[Start Records to use]
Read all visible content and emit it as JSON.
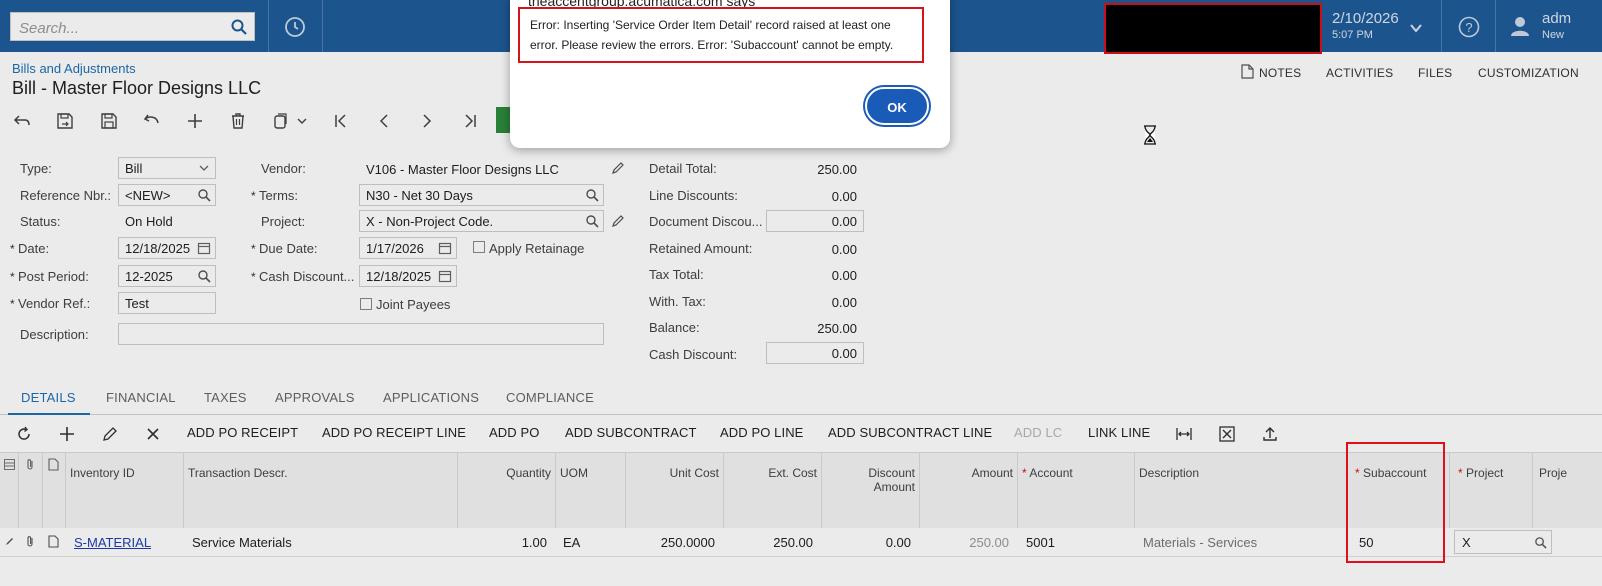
{
  "topbar": {
    "search_placeholder": "Search...",
    "date": "2/10/2026",
    "time": "5:07 PM",
    "user_line1": "adm",
    "user_line2": "New"
  },
  "header": {
    "breadcrumb": "Bills and Adjustments",
    "title": "Bill - Master Floor Designs LLC",
    "links": {
      "notes": "NOTES",
      "activities": "ACTIVITIES",
      "files": "FILES",
      "customization": "CUSTOMIZATION"
    }
  },
  "form": {
    "type_label": "Type:",
    "type_value": "Bill",
    "ref_label": "Reference Nbr.:",
    "ref_value": "<NEW>",
    "status_label": "Status:",
    "status_value": "On Hold",
    "date_label": "Date:",
    "date_value": "12/18/2025",
    "post_period_label": "Post Period:",
    "post_period_value": "12-2025",
    "vendor_ref_label": "Vendor Ref.:",
    "vendor_ref_value": "Test",
    "description_label": "Description:",
    "vendor_label": "Vendor:",
    "vendor_value": "V106 - Master Floor Designs LLC",
    "terms_label": "Terms:",
    "terms_value": "N30 - Net 30 Days",
    "project_label": "Project:",
    "project_value": "X - Non-Project Code.",
    "due_date_label": "Due Date:",
    "due_date_value": "1/17/2026",
    "apply_retainage_label": "Apply Retainage",
    "cash_discount_label": "Cash Discount...",
    "cash_discount_value": "12/18/2025",
    "joint_payees_label": "Joint Payees"
  },
  "totals": {
    "detail_total_label": "Detail Total:",
    "detail_total": "250.00",
    "line_discounts_label": "Line Discounts:",
    "line_discounts": "0.00",
    "document_discount_label": "Document Discou...",
    "document_discount": "0.00",
    "retained_amount_label": "Retained Amount:",
    "retained_amount": "0.00",
    "tax_total_label": "Tax Total:",
    "tax_total": "0.00",
    "with_tax_label": "With. Tax:",
    "with_tax": "0.00",
    "balance_label": "Balance:",
    "balance": "250.00",
    "cash_discount_label": "Cash Discount:",
    "cash_discount": "0.00"
  },
  "tabs": [
    "DETAILS",
    "FINANCIAL",
    "TAXES",
    "APPROVALS",
    "APPLICATIONS",
    "COMPLIANCE"
  ],
  "grid_toolbar": {
    "add_po_receipt": "ADD PO RECEIPT",
    "add_po_receipt_line": "ADD PO RECEIPT LINE",
    "add_po": "ADD PO",
    "add_subcontract": "ADD SUBCONTRACT",
    "add_po_line": "ADD PO LINE",
    "add_subcontract_line": "ADD SUBCONTRACT LINE",
    "add_lc": "ADD LC",
    "link_line": "LINK LINE"
  },
  "grid": {
    "headers": {
      "inventory_id": "Inventory ID",
      "transaction_descr": "Transaction Descr.",
      "quantity": "Quantity",
      "uom": "UOM",
      "unit_cost": "Unit Cost",
      "ext_cost": "Ext. Cost",
      "discount_amount_1": "Discount",
      "discount_amount_2": "Amount",
      "amount": "Amount",
      "account": "Account",
      "description": "Description",
      "subaccount": "Subaccount",
      "project": "Project",
      "project_task": "Proje"
    },
    "row": {
      "inventory_id": "S-MATERIAL",
      "transaction_descr": "Service Materials",
      "quantity": "1.00",
      "uom": "EA",
      "unit_cost": "250.0000",
      "ext_cost": "250.00",
      "discount_amount": "0.00",
      "amount": "250.00",
      "account": "5001",
      "description": "Materials - Services",
      "subaccount": "50",
      "project": "X"
    }
  },
  "dialog": {
    "origin": "theaccentgroup.acumatica.com says",
    "message": "Error: Inserting  'Service Order Item Detail' record raised at least one error. Please review the errors. Error: 'Subaccount' cannot be empty.",
    "ok_label": "OK"
  },
  "colors": {
    "topbar": "#1f5c99",
    "accent": "#1f6fb5",
    "highlight_red": "#e0101a",
    "ok_button": "#1a5bb8"
  }
}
[End Records to use]
Do this:
Pull out all lines in the data above that include "RECEIPT".

Output of the task:
    "add_po_receipt": "ADD PO RECEIPT",
    "add_po_receipt_line": "ADD PO RECEIPT LINE",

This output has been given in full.